====== Data shown ======

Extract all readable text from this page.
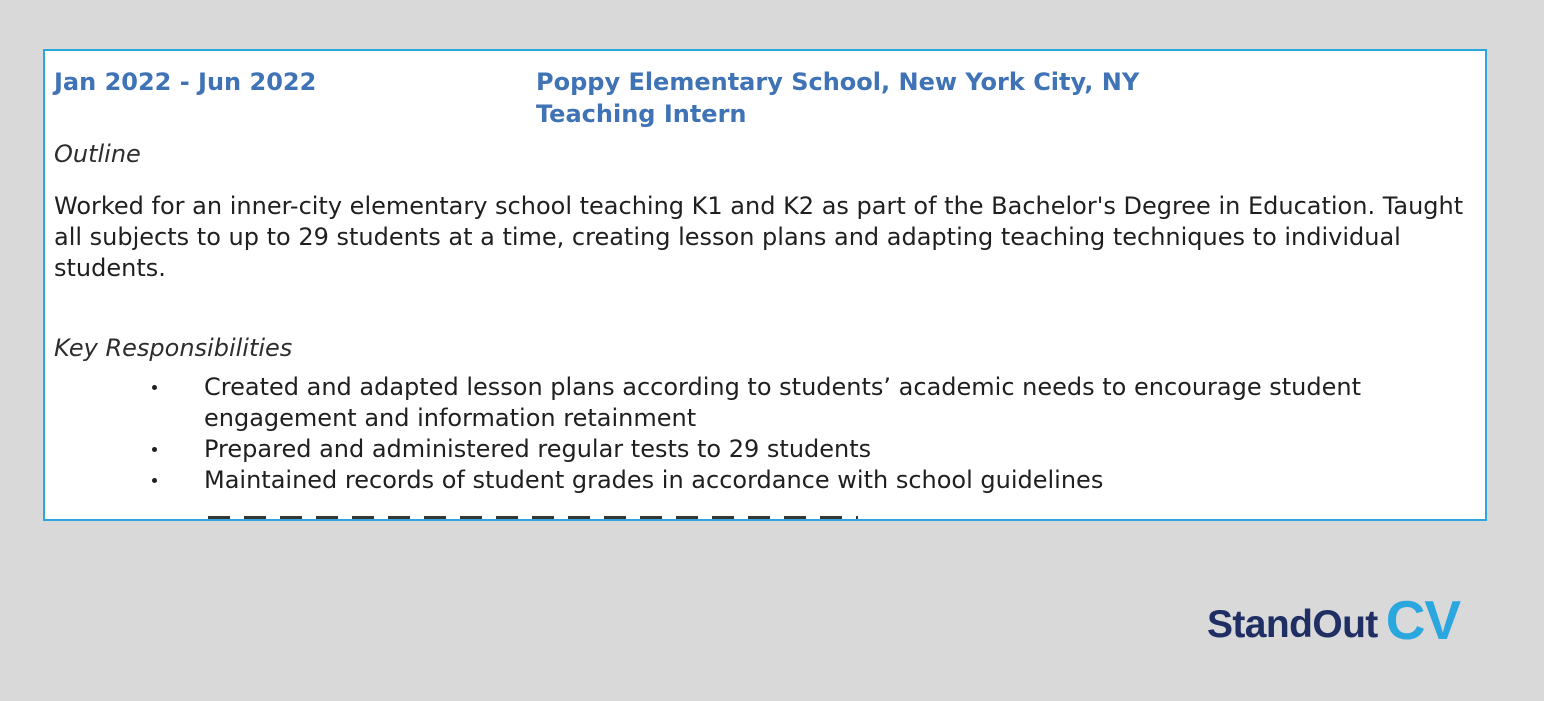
Jan 2022 - Jun 2022	Poppy Elementary School, New York City, NY
Teaching Intern
Outline

Worked for an inner-city elementary school teaching K1 and K2 as part of the Bachelor's Degree in Education. Taught all subjects to up to 29 students at a time, creating lesson plans and adapting teaching techniques to individual students.

Key Responsibilities
Created and adapted lesson plans according to students’ academic needs to encourage student engagement and information retainment
Prepared and administered regular tests to 29 students
Maintained records of student grades in accordance with school guidelines
StandOut CV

======

Repeat all of the entries word for word, but omit the pictures.

Extract all readable text from this page.
Jan 2022 - Jun 2022	Poppy Elementary School, New York City, NY
Teaching Intern
Outline

Worked for an inner-city elementary school teaching K1 and K2 as part of the Bachelor's Degree in Education. Taught all subjects to up to 29 students at a time, creating lesson plans and adapting teaching techniques to individual students.

Key Responsibilities
Created and adapted lesson plans according to students’ academic needs to encourage student engagement and information retainment
Prepared and administered regular tests to 29 students
Maintained records of student grades in accordance with school guidelines
StandOut CV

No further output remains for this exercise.